• **EXTRACT TO READ**
How Infold Games fashioned an open world for Infinity Nikki

Promotional key art for Infinity Nikki featuring the game’s main character in a red and white archer’s outfit, holding a bow, standing on a wooden bridge beside her small white cat companion. A vibrant fantasy village with waterfalls, colorful banners, and layered cliffside buildings stretches out in the background.

Infinity Nikki is a literally glowing example of what video game graphics can be.

The fifth in a series of dress-up titles from Infold Games, Infinity Nikki is also the first to embrace elements of RPG action-adventure. But instead of tracking down weapons and battling bad guys, this installment finds its wide-eyed heroine solving puzzles by collecting enchanted outfits found throughout a series of wondrous lands.


Infinity Nikki

  • Available on: iPhone, iPad
  • Based in: Singapore
  • Awards: Apple Design Award winner for Visuals and Graphics (2025), App Store Awards Game of the Year finalist (2025), App Store Editors’ Choice

Download Infinity Nikki from the App Store >


The fashion-forward gameplay still remains, of course. Nikki’s dress sways and waves every step of the way, while capes sparkle and drift in the wind. Different outfits are imbued with different abilities that allow players to guide Nikki — and her cat companion, Momo — through clever puzzles. And from quaint cobblestone towns to distant mountains, every corner of the game’s Miraland — brought to life with cutting-edge visuals — is awash in beautifully realized lighting and effects from advanced shading techniques like Global Illumination. (Executive producer Kentaro Tominaga previously worked on several installments of the Legend of Zelda series.)

• **WRITTEN EXERCISE A**
From the rows, arrange the lines between the one holding "y-left-tick-label: 0: [20, 371, 27, 385]" and the one holding "x-tick-label: 2019: [425, 384, 452, 398]", inclusive, as a numbered list, leaving out any blank lines.
The Infinity Nikki piece and the rows are unrelated material.

• **MATERIAL PROVIDED**
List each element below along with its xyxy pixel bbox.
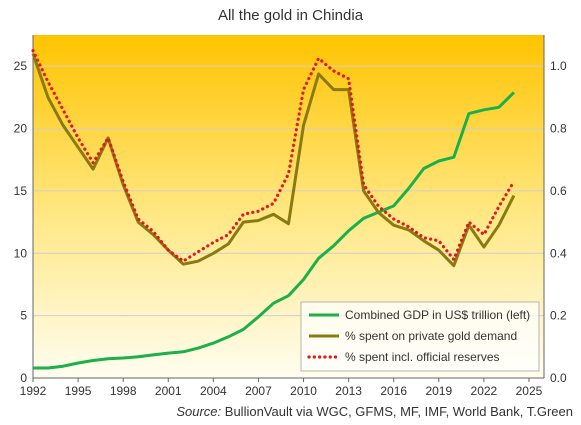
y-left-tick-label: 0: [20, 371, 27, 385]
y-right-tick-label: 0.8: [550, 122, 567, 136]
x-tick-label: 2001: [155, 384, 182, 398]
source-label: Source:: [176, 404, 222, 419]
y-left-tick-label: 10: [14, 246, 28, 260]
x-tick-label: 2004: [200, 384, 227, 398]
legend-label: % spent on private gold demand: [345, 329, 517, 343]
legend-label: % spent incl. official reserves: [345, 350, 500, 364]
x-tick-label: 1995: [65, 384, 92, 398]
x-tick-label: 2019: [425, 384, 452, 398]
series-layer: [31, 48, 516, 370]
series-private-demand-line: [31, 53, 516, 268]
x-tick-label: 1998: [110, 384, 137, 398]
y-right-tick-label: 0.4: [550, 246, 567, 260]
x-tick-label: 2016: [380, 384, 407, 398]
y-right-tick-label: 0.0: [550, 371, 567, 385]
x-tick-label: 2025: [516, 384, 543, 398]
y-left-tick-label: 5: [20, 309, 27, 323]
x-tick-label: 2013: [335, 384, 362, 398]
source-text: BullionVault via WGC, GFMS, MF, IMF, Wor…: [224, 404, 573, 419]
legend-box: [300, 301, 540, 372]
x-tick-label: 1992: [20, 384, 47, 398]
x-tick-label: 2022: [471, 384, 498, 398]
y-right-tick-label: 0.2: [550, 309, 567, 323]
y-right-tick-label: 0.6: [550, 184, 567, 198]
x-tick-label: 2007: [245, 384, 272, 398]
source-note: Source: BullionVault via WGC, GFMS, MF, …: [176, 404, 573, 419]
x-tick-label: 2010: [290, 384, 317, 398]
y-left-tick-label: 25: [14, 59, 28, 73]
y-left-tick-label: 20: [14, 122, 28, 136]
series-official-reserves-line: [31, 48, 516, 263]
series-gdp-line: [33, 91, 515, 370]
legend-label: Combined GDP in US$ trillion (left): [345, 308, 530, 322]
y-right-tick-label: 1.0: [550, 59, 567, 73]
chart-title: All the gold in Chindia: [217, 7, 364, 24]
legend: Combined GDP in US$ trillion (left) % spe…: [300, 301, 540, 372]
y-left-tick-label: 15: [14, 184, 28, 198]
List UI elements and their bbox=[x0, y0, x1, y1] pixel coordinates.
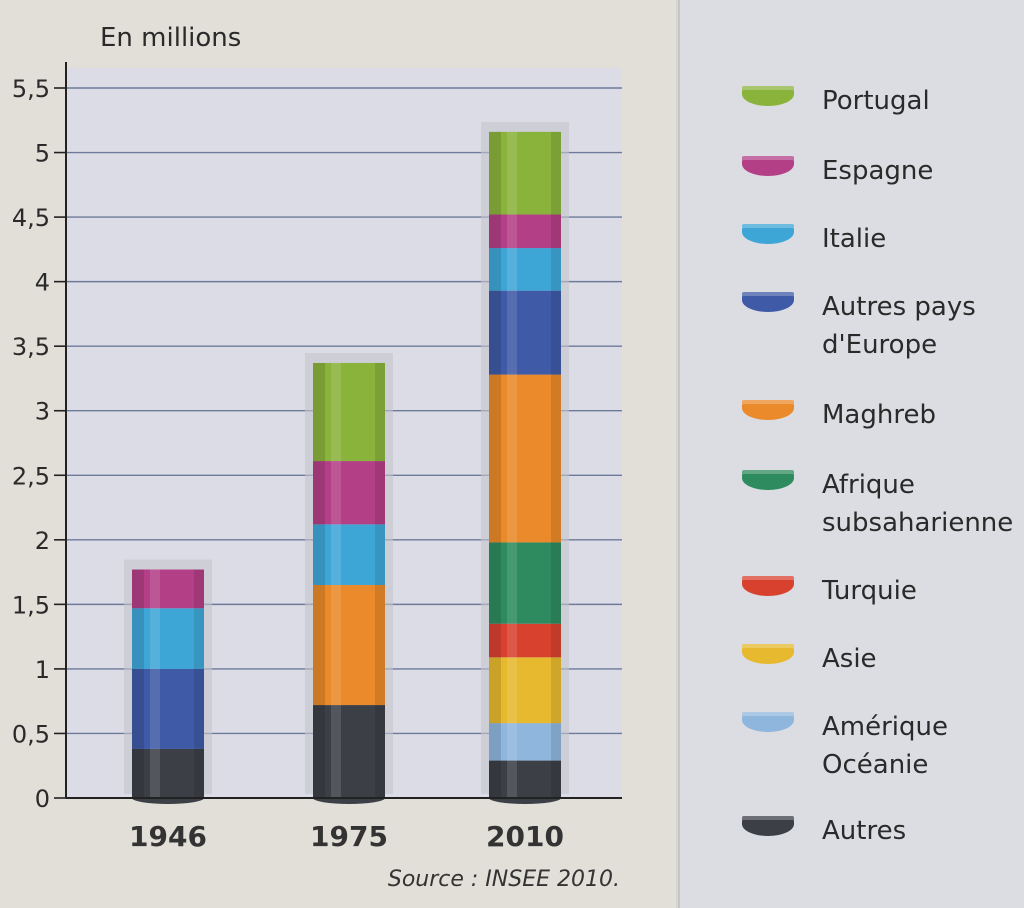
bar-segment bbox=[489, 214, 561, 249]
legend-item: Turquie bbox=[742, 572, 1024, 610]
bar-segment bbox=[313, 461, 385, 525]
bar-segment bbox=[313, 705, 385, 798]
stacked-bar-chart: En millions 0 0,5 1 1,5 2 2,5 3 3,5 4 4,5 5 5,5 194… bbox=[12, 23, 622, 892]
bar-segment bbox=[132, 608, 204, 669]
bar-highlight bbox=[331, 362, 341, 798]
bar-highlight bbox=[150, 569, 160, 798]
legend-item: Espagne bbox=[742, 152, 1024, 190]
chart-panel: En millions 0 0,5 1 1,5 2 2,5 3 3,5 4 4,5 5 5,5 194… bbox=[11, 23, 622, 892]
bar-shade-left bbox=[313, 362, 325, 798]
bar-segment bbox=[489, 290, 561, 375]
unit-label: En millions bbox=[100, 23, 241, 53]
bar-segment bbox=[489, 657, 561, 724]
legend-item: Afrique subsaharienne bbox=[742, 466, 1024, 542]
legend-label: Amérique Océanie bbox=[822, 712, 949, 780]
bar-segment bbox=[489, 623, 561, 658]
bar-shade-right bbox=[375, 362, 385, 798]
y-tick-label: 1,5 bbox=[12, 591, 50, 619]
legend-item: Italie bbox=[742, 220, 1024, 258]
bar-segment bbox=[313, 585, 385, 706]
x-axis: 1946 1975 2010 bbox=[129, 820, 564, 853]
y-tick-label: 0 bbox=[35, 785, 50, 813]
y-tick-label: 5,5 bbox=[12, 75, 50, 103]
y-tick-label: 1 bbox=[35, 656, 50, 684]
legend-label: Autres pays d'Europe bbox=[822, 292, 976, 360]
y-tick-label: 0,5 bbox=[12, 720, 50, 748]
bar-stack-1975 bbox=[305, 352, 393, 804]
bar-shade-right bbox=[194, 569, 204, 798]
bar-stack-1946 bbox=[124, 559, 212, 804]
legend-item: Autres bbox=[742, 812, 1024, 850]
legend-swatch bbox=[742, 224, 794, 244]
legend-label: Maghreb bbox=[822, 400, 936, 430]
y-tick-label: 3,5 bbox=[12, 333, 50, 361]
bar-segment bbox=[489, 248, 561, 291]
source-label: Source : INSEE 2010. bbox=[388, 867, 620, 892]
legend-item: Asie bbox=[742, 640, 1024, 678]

• **WRITTEN EXERCISE B**
Pick up the Infinity Nikki piece after its last sentence and continue it.

• **EXPECTED OUTPUT A**
1. y-left-tick-label: 0: [20, 371, 27, 385]
2. y-right-tick-label: 0.8: [550, 122, 567, 136]
3. x-tick-label: 2001: [155, 384, 182, 398]
4. source-label: Source:: [176, 404, 222, 419]
5. y-left-tick-label: 10: [14, 246, 28, 260]
6. x-tick-label: 2004: [200, 384, 227, 398]
7. legend-label: % spent on private gold demand: [345, 329, 517, 343]
8. legend-label: % spent incl. official reserves: [345, 350, 500, 364]
9. x-tick-label: 1995: [65, 384, 92, 398]
10. x-tick-label: 2019: [425, 384, 452, 398]

• **EXPECTED OUTPUT B**
It’s a wonderland of texture, light, and animation — and the 2025 Apple Design Award winner for Visuals and Graphics. To find out more, we caught up with Douhu, Infinity Nikki’s lead gameplay systems designer for outfits; Ade, lead programmer; and Dodie, art director.

Viewed from inside a cave opening, a fantasy game character in a white gown hangs from a zipline cable, soaring above a colorful village nestled among rocky cliffs and autumn-colored trees, with a waterfall in the background.

Why did you decide to make this fifth installment an open-world RPG?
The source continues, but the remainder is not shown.